--- Your instructions ---
Output all of the records exactly as written.

--- Information given ---
# # # # # # #

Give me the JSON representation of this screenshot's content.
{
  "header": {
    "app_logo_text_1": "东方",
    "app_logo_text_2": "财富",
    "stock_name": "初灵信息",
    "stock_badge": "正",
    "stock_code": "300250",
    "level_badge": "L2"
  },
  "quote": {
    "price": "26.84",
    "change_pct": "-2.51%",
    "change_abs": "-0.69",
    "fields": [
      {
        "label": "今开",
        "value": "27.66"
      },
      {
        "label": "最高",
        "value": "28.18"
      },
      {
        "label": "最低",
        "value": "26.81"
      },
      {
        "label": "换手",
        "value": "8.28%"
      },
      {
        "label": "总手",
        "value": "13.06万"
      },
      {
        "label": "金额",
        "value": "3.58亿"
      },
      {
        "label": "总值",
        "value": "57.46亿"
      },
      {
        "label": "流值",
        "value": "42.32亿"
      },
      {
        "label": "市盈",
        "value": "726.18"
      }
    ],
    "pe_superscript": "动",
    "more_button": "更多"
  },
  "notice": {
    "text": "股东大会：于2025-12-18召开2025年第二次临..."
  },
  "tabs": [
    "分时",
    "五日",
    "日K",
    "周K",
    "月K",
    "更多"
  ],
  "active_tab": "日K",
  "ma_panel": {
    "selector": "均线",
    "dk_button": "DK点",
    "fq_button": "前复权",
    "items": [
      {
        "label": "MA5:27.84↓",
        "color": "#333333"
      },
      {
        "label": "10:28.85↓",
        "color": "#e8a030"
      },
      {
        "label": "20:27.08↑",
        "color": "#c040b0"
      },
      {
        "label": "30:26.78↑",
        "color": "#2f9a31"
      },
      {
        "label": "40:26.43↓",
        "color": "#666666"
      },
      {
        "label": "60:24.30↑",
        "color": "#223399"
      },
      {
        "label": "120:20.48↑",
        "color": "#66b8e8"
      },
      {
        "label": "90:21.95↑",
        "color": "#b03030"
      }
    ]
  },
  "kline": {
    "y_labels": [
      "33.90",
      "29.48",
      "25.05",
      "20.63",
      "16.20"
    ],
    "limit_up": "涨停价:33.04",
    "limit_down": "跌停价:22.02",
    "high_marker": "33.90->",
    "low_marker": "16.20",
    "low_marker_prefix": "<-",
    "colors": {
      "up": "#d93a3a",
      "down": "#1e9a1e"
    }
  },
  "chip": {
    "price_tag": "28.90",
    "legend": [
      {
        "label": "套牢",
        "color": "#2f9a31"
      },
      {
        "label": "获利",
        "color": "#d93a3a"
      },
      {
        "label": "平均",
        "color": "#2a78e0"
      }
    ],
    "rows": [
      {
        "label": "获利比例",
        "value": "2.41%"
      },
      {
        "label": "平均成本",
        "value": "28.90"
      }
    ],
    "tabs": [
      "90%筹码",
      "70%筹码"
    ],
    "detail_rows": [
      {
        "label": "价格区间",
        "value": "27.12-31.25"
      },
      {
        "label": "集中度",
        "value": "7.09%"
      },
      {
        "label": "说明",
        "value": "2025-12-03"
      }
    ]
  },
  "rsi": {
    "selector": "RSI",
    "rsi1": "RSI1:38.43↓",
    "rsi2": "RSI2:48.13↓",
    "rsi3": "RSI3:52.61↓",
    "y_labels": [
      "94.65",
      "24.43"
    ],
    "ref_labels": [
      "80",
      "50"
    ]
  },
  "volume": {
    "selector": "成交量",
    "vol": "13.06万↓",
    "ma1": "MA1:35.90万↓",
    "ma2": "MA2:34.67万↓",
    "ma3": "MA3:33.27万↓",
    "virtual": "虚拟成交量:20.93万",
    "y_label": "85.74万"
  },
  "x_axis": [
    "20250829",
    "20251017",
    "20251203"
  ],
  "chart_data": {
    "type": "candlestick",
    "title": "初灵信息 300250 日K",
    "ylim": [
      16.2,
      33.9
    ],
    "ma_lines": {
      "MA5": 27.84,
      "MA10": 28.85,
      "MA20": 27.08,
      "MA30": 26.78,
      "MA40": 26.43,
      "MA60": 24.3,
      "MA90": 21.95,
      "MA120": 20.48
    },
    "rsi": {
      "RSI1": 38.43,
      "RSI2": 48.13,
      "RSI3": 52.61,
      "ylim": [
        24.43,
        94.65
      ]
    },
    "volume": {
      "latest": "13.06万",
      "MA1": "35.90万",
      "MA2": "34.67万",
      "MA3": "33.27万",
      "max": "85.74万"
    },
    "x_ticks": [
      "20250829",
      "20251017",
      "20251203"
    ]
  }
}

# # # # # # #

--- Output for this exercise ---
Give me the JSON representation of this screenshot's content.
{
  "header": {
    "app_logo_text_1": "东方",
    "app_logo_text_2": "财富",
    "stock_name": "初灵信息",
    "stock_badge": "正",
    "stock_code": "300250",
    "level_badge": "L2"
  },
  "quote": {
    "price": "26.84",
    "change_pct": "-2.51%",
    "change_abs": "-0.69",
    "fields": [
      {
        "label": "今开",
        "value": "27.66"
      },
      {
        "label": "最高",
        "value": "28.18"
      },
      {
        "label": "最低",
        "value": "26.81"
      },
      {
        "label": "换手",
        "value": "8.28%"
      },
      {
        "label": "总手",
        "value": "13.06万"
      },
      {
        "label": "金额",
        "value": "3.58亿"
      },
      {
        "label": "总值",
        "value": "57.46亿"
      },
      {
        "label": "流值",
        "value": "42.32亿"
      },
      {
        "label": "市盈",
        "value": "726.18"
      }
    ],
    "pe_superscript": "动",
    "more_button": "更多"
  },
  "notice": {
    "text": "股东大会：于2025-12-18召开2025年第二次临..."
  },
  "tabs": [
    "分时",
    "五日",
    "日K",
    "周K",
    "月K",
    "更多"
  ],
  "active_tab": "日K",
  "ma_panel": {
    "selector": "均线",
    "dk_button": "DK点",
    "fq_button": "前复权",
    "items": [
      {
        "label": "MA5:27.84↓",
        "color": "#333333"
      },
      {
        "label": "10:28.85↓",
        "color": "#e8a030"
      },
      {
        "label": "20:27.08↑",
        "color": "#c040b0"
      },
      {
        "label": "30:26.78↑",
        "color": "#2f9a31"
      },
      {
        "label": "40:26.43↓",
        "color": "#666666"
      },
      {
        "label": "60:24.30↑",
        "color": "#223399"
      },
      {
        "label": "120:20.48↑",
        "color": "#66b8e8"
      },
      {
        "label": "90:21.95↑",
        "color": "#b03030"
      }
    ]
  },
  "kline": {
    "y_labels": [
      "33.90",
      "29.48",
      "25.05",
      "20.63",
      "16.20"
    ],
    "limit_up": "涨停价:33.04",
    "limit_down": "跌停价:22.02",
    "high_marker": "33.90->",
    "low_marker": "16.20",
    "low_marker_prefix": "<-",
    "colors": {
      "up": "#d93a3a",
      "down": "#1e9a1e"
    }
  },
  "chip": {
    "price_tag": "28.90",
    "legend": [
      {
        "label": "套牢",
        "color": "#2f9a31"
      },
      {
        "label": "获利",
        "color": "#d93a3a"
      },
      {
        "label": "平均",
        "color": "#2a78e0"
      }
    ],
    "rows": [
      {
        "label": "获利比例",
        "value": "2.41%"
      },
      {
        "label": "平均成本",
        "value": "28.90"
      }
    ],
    "tabs": [
      "90%筹码",
      "70%筹码"
    ],
    "detail_rows": [
      {
        "label": "价格区间",
        "value": "27.12-31.25"
      },
      {
        "label": "集中度",
        "value": "7.09%"
      },
      {
        "label": "说明",
        "value": "2025-12-03"
      }
    ]
  },
  "rsi": {
    "selector": "RSI",
    "rsi1": "RSI1:38.43↓",
    "rsi2": "RSI2:48.13↓",
    "rsi3": "RSI3:52.61↓",
    "y_labels": [
      "94.65",
      "24.43"
    ],
    "ref_labels": [
      "80",
      "50"
    ]
  },
  "volume": {
    "selector": "成交量",
    "vol": "13.06万↓",
    "ma1": "MA1:35.90万↓",
    "ma2": "MA2:34.67万↓",
    "ma3": "MA3:33.27万↓",
    "virtual": "虚拟成交量:20.93万",
    "y_label": "85.74万"
  },
  "x_axis": [
    "20250829",
    "20251017",
    "20251203"
  ],
  "chart_data": {
    "type": "candlestick",
    "title": "初灵信息 300250 日K",
    "ylim": [
      16.2,
      33.9
    ],
    "ma_lines": {
      "MA5": 27.84,
      "MA10": 28.85,
      "MA20": 27.08,
      "MA30": 26.78,
      "MA40": 26.43,
      "MA60": 24.3,
      "MA90": 21.95,
      "MA120": 20.48
    },
    "rsi": {
      "RSI1": 38.43,
      "RSI2": 48.13,
      "RSI3": 52.61,
      "ylim": [
        24.43,
        94.65
      ]
    },
    "volume": {
      "latest": "13.06万",
      "MA1": "35.90万",
      "MA2": "34.67万",
      "MA3": "33.27万",
      "max": "85.74万"
    },
    "x_ticks": [
      "20250829",
      "20251017",
      "20251203"
    ]
  }
}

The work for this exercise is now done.